··· Extracted information
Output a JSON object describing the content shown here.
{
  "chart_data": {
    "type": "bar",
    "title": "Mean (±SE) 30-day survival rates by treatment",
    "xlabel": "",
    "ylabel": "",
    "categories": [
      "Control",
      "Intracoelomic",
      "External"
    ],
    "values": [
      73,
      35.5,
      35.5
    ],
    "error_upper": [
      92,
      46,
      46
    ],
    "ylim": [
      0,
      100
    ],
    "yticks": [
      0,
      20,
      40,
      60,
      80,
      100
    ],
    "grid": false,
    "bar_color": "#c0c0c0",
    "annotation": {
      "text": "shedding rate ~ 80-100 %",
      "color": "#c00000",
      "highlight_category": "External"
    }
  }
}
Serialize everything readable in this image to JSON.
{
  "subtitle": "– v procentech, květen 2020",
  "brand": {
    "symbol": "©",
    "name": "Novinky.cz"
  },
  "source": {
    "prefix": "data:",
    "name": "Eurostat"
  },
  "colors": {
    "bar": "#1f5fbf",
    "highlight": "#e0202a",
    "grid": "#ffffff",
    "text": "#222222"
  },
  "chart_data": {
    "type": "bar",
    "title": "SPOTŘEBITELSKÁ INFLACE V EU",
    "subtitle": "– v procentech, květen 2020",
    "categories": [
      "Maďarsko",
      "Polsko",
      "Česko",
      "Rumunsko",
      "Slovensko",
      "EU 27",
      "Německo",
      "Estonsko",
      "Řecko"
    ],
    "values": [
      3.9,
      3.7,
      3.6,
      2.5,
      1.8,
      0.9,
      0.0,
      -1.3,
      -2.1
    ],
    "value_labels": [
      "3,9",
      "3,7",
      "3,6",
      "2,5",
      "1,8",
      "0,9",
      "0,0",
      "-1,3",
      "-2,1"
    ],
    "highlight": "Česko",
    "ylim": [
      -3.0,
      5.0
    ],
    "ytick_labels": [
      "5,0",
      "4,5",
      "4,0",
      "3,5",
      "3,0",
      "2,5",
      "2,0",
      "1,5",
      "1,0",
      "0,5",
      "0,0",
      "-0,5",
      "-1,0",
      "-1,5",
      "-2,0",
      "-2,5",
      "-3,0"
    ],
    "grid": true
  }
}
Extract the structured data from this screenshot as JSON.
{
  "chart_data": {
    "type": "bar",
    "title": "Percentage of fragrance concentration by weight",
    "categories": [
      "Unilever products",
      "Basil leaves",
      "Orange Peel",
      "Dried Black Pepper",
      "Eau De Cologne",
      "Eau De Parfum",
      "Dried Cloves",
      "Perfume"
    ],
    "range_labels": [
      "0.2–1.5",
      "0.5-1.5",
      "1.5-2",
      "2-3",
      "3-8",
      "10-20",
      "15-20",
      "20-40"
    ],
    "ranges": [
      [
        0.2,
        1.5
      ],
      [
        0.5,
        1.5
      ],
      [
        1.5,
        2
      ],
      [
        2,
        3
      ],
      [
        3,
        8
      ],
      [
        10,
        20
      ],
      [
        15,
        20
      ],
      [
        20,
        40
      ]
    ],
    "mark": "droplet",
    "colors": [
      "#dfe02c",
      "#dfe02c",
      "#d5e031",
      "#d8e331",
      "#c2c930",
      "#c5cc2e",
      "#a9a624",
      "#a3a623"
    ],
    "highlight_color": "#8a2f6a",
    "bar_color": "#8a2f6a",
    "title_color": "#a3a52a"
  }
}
······
**What to do**. Count the lines that hold the string "External" and state that number alone.

**Result of this exercise**. 2